What you will do: Return each line of the listing below, unchanged, and omit the images.

(Saved entries)
## begin

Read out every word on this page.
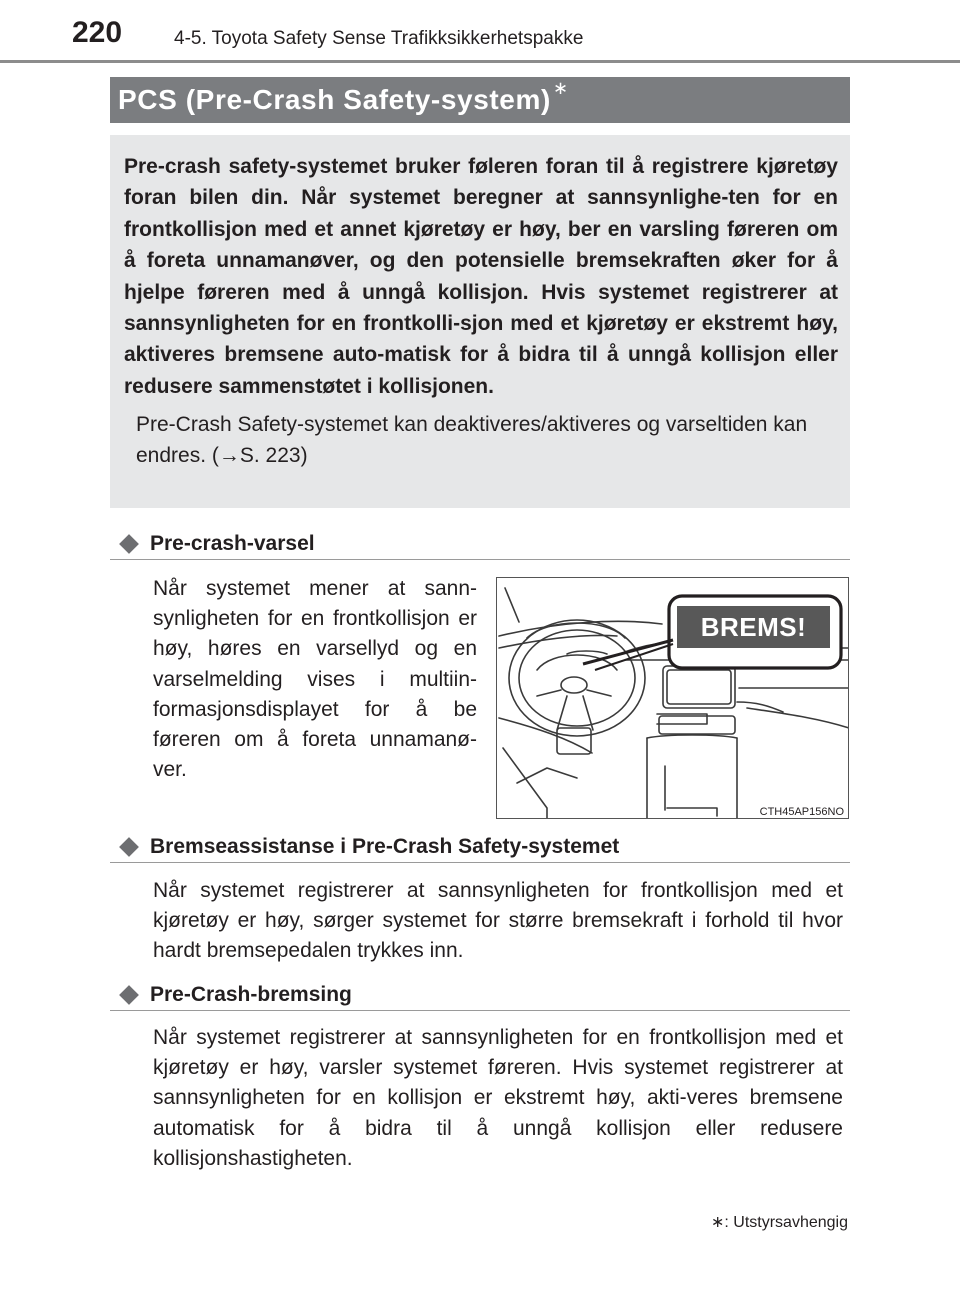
220	4-5. Toyota Safety Sense Trafikksikkerhetspakke
PCS (Pre-Crash Safety-system) ∗

Pre-crash safety-systemet bruker føleren foran til å registrere kjøretøy foran bilen din. Når systemet beregner at sannsynlighe-ten for en frontkollisjon med et annet kjøretøy er høy, ber en varsling føreren om å foreta unnamanøver, og den potensielle bremsekraften øker for å hjelpe føreren med å unngå kollisjon. Hvis systemet registrerer at sannsynligheten for en frontkolli-sjon med et kjøretøy er ekstremt høy, aktiveres bremsene auto-matisk for å bidra til å unngå kollisjon eller redusere sammenstøtet i kollisjonen.

Pre-Crash Safety-systemet kan deaktiveres/aktiveres og varseltiden kan endres. (→S. 223)

Pre-crash-varsel

Når systemet mener at sann-synligheten for en frontkollisjon er høy, høres en varsellyd og en varselmelding vises i multiin-formasjonsdisplayet for å be føreren om å foreta unnamanø-ver.

BREMS!
CTH45AP156NO
Bremseassistanse i Pre-Crash Safety-systemet

Når systemet registrerer at sannsynligheten for frontkollisjon med et kjøretøy er høy, sørger systemet for større bremsekraft i forhold til hvor hardt bremsepedalen trykkes inn.

Pre-Crash-bremsing

Når systemet registrerer at sannsynligheten for en frontkollisjon med et kjøretøy er høy, varsler systemet føreren. Hvis systemet registrerer at sannsynligheten for en kollisjon er ekstremt høy, akti-veres bremsene automatisk for å bidra til å unngå kollisjon eller redusere kollisjonshastigheten.

∗: Utstyrsavhengig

## end

Solution:
Read out every word on this page.
220	4-5. Toyota Safety Sense Trafikksikkerhetspakke
PCS (Pre-Crash Safety-system) ∗

Pre-crash safety-systemet bruker føleren foran til å registrere kjøretøy foran bilen din. Når systemet beregner at sannsynlighe-ten for en frontkollisjon med et annet kjøretøy er høy, ber en varsling føreren om å foreta unnamanøver, og den potensielle bremsekraften øker for å hjelpe føreren med å unngå kollisjon. Hvis systemet registrerer at sannsynligheten for en frontkolli-sjon med et kjøretøy er ekstremt høy, aktiveres bremsene auto-matisk for å bidra til å unngå kollisjon eller redusere sammenstøtet i kollisjonen.

Pre-Crash Safety-systemet kan deaktiveres/aktiveres og varseltiden kan endres. (→S. 223)

Pre-crash-varsel

Når systemet mener at sann-synligheten for en frontkollisjon er høy, høres en varsellyd og en varselmelding vises i multiin-formasjonsdisplayet for å be føreren om å foreta unnamanø-ver.

BREMS!
CTH45AP156NO
Bremseassistanse i Pre-Crash Safety-systemet

Når systemet registrerer at sannsynligheten for frontkollisjon med et kjøretøy er høy, sørger systemet for større bremsekraft i forhold til hvor hardt bremsepedalen trykkes inn.

Pre-Crash-bremsing

Når systemet registrerer at sannsynligheten for en frontkollisjon med et kjøretøy er høy, varsler systemet føreren. Hvis systemet registrerer at sannsynligheten for en kollisjon er ekstremt høy, akti-veres bremsene automatisk for å bidra til å unngå kollisjon eller redusere kollisjonshastigheten.

∗: Utstyrsavhengig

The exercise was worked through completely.